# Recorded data

>>>>

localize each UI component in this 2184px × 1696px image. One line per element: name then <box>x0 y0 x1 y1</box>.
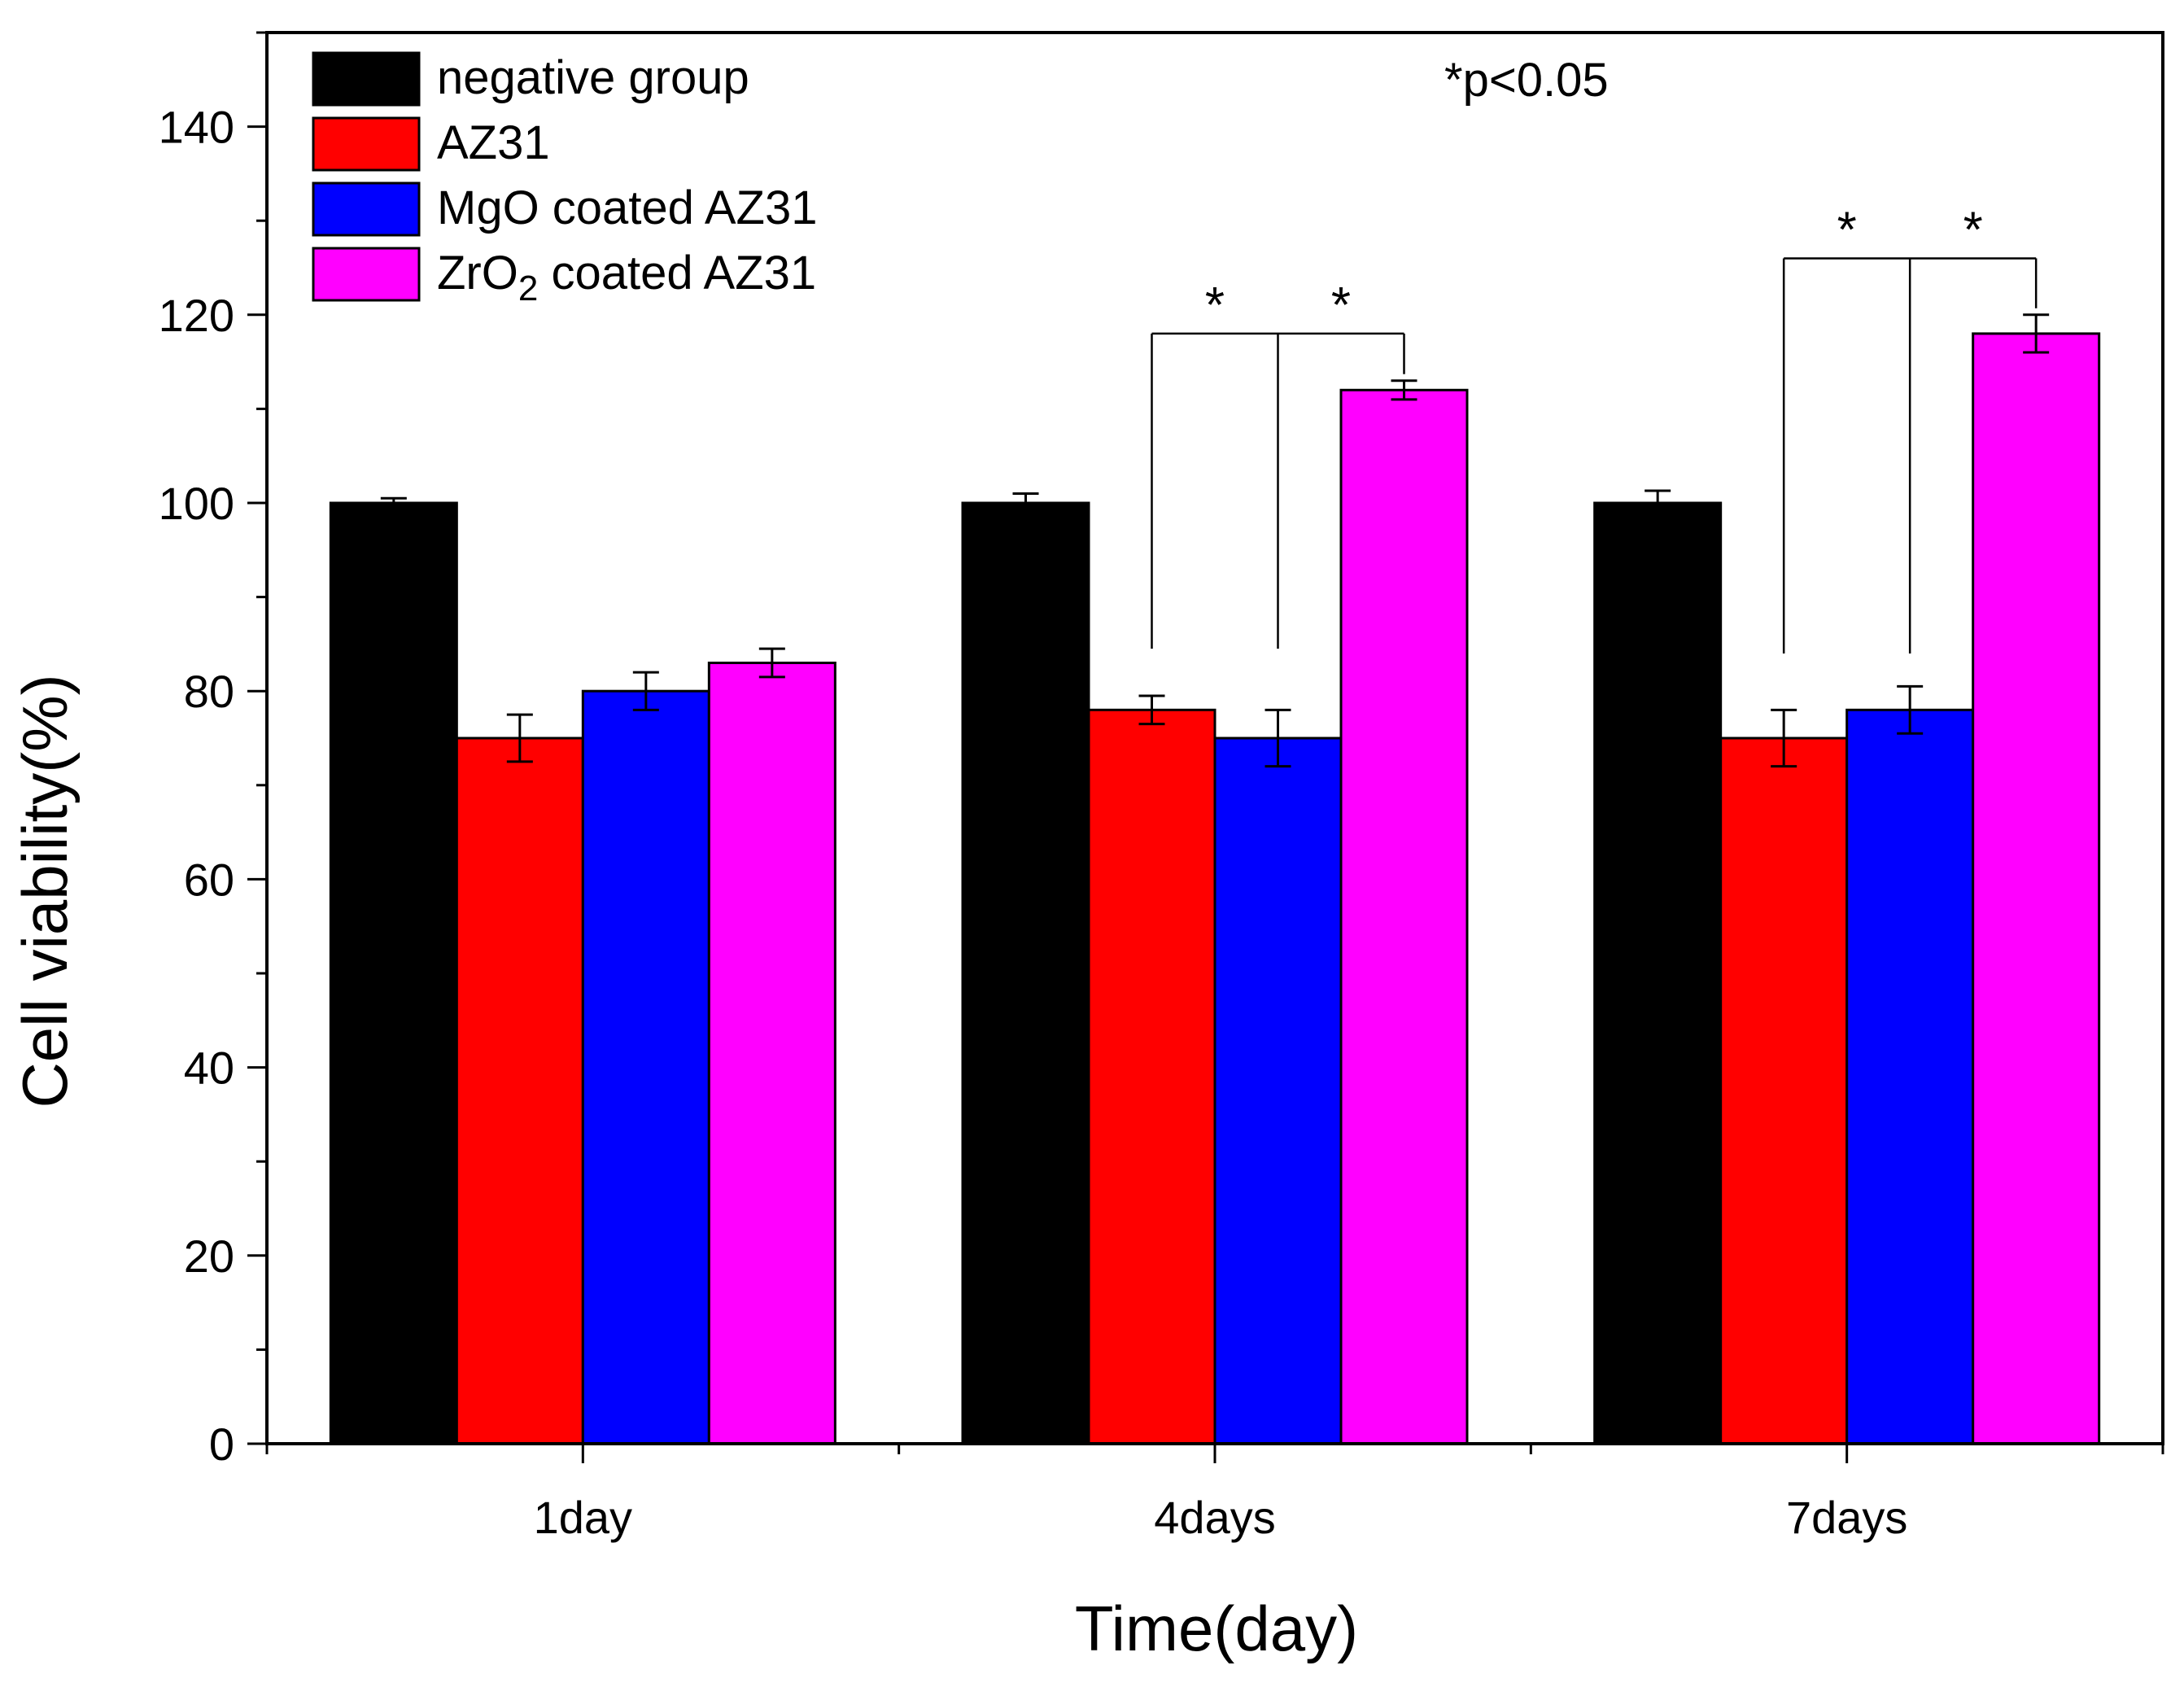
bar <box>707 662 836 1445</box>
bar <box>1845 708 1975 1445</box>
bar <box>1213 737 1343 1445</box>
legend-swatch <box>312 51 421 107</box>
x-axis: 1day 4days 7days <box>265 1444 2164 1543</box>
bar <box>1972 332 2101 1445</box>
bar <box>1339 388 1469 1445</box>
legend-swatch <box>312 181 421 237</box>
error-bar <box>1265 708 1291 768</box>
y-tick-label: 0 <box>209 1418 234 1470</box>
bar <box>1087 708 1216 1445</box>
significance-bracket <box>1151 332 1405 649</box>
y-tick-label: 40 <box>184 1043 234 1094</box>
bar <box>1719 737 1849 1445</box>
y-tick-label: 20 <box>184 1230 234 1282</box>
legend-label: ZrO2 coated AZ31 <box>437 247 816 308</box>
y-tick-label: 100 <box>159 478 234 529</box>
p-value-annotation: *p<0.05 <box>1444 54 1609 107</box>
error-bar <box>1138 694 1165 726</box>
legend-swatch <box>312 247 421 302</box>
error-bar <box>1771 708 1797 768</box>
x-tick-label: 7days <box>1786 1492 1907 1543</box>
x-tick-label: 4days <box>1154 1492 1275 1543</box>
significance-layer: * * * * <box>1151 202 2038 653</box>
y-axis: 0 20 40 60 80 100 120 140 <box>159 31 267 1470</box>
error-bar <box>2023 313 2050 354</box>
error-bar <box>380 496 407 509</box>
bar <box>455 737 584 1445</box>
bars-layer <box>329 332 2101 1445</box>
error-bar <box>506 713 533 763</box>
significance-star: * <box>1837 202 1857 258</box>
bar <box>1593 501 1723 1445</box>
bar <box>581 689 710 1445</box>
error-bar <box>632 671 659 711</box>
bar <box>961 501 1090 1445</box>
y-tick-label: 60 <box>184 854 234 905</box>
legend: negative group AZ31 MgO coated AZ31 ZrO2 co… <box>312 51 817 308</box>
significance-bracket <box>1782 257 2038 653</box>
error-bar <box>1645 489 1671 517</box>
significance-star: * <box>1331 278 1351 334</box>
error-bar <box>758 647 785 679</box>
legend-swatch <box>312 116 421 172</box>
error-bar <box>1012 492 1039 514</box>
legend-label: negative group <box>437 51 749 104</box>
y-tick-label: 120 <box>159 290 234 341</box>
bar <box>329 501 458 1445</box>
error-bar <box>1391 379 1417 401</box>
y-tick-label: 140 <box>159 102 234 153</box>
x-axis-title: Time(day) <box>1075 1593 1358 1664</box>
y-axis-title: Cell viability(%) <box>9 674 81 1108</box>
significance-star: * <box>1963 202 1983 258</box>
legend-label: MgO coated AZ31 <box>437 181 817 234</box>
significance-star: * <box>1205 278 1225 334</box>
x-tick-label: 1day <box>534 1492 632 1543</box>
y-tick-label: 80 <box>184 666 234 717</box>
error-bars-layer <box>380 313 2050 768</box>
legend-label: AZ31 <box>437 116 550 169</box>
error-bar <box>1897 684 1924 735</box>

<<<<

Copy out every row above with no changes, leaving out the picture lines.

localize each UI component in this 2184px × 1696px image. One line per element: name then <box>x0 y0 x1 y1</box>.
bar <box>707 662 836 1445</box>
bar <box>1845 708 1975 1445</box>
bar <box>1213 737 1343 1445</box>
legend-swatch <box>312 51 421 107</box>
x-axis: 1day 4days 7days <box>265 1444 2164 1543</box>
bar <box>1972 332 2101 1445</box>
bar <box>1339 388 1469 1445</box>
legend-swatch <box>312 181 421 237</box>
error-bar <box>1265 708 1291 768</box>
y-tick-label: 0 <box>209 1418 234 1470</box>
bar <box>1087 708 1216 1445</box>
significance-bracket <box>1151 332 1405 649</box>
y-tick-label: 40 <box>184 1043 234 1094</box>
bar <box>1719 737 1849 1445</box>
y-tick-label: 20 <box>184 1230 234 1282</box>
legend-label: ZrO2 coated AZ31 <box>437 247 816 308</box>
y-tick-label: 100 <box>159 478 234 529</box>
p-value-annotation: *p<0.05 <box>1444 54 1609 107</box>
error-bar <box>1138 694 1165 726</box>
legend-swatch <box>312 247 421 302</box>
error-bar <box>1771 708 1797 768</box>
x-tick-label: 7days <box>1786 1492 1907 1543</box>
x-tick-label: 4days <box>1154 1492 1275 1543</box>
significance-layer: * * * * <box>1151 202 2038 653</box>
y-axis: 0 20 40 60 80 100 120 140 <box>159 31 267 1470</box>
error-bar <box>2023 313 2050 354</box>
error-bar <box>380 496 407 509</box>
bar <box>455 737 584 1445</box>
bars-layer <box>329 332 2101 1445</box>
error-bar <box>506 713 533 763</box>
significance-star: * <box>1837 202 1857 258</box>
bar <box>1593 501 1723 1445</box>
bar <box>581 689 710 1445</box>
error-bar <box>632 671 659 711</box>
bar <box>961 501 1090 1445</box>
y-tick-label: 60 <box>184 854 234 905</box>
legend: negative group AZ31 MgO coated AZ31 ZrO2 co… <box>312 51 817 308</box>
significance-bracket <box>1782 257 2038 653</box>
error-bar <box>1645 489 1671 517</box>
significance-star: * <box>1331 278 1351 334</box>
error-bar <box>758 647 785 679</box>
legend-swatch <box>312 116 421 172</box>
error-bar <box>1012 492 1039 514</box>
legend-label: negative group <box>437 51 749 104</box>
y-tick-label: 120 <box>159 290 234 341</box>
bar <box>329 501 458 1445</box>
error-bar <box>1391 379 1417 401</box>
y-tick-label: 140 <box>159 102 234 153</box>
x-axis-title: Time(day) <box>1075 1593 1358 1664</box>
y-axis-title: Cell viability(%) <box>9 674 81 1108</box>
significance-star: * <box>1963 202 1983 258</box>
legend-label: MgO coated AZ31 <box>437 181 817 234</box>
significance-star: * <box>1205 278 1225 334</box>
x-tick-label: 1day <box>534 1492 632 1543</box>
y-tick-label: 80 <box>184 666 234 717</box>
error-bars-layer <box>380 313 2050 768</box>
legend-label: AZ31 <box>437 116 550 169</box>
error-bar <box>1897 684 1924 735</box>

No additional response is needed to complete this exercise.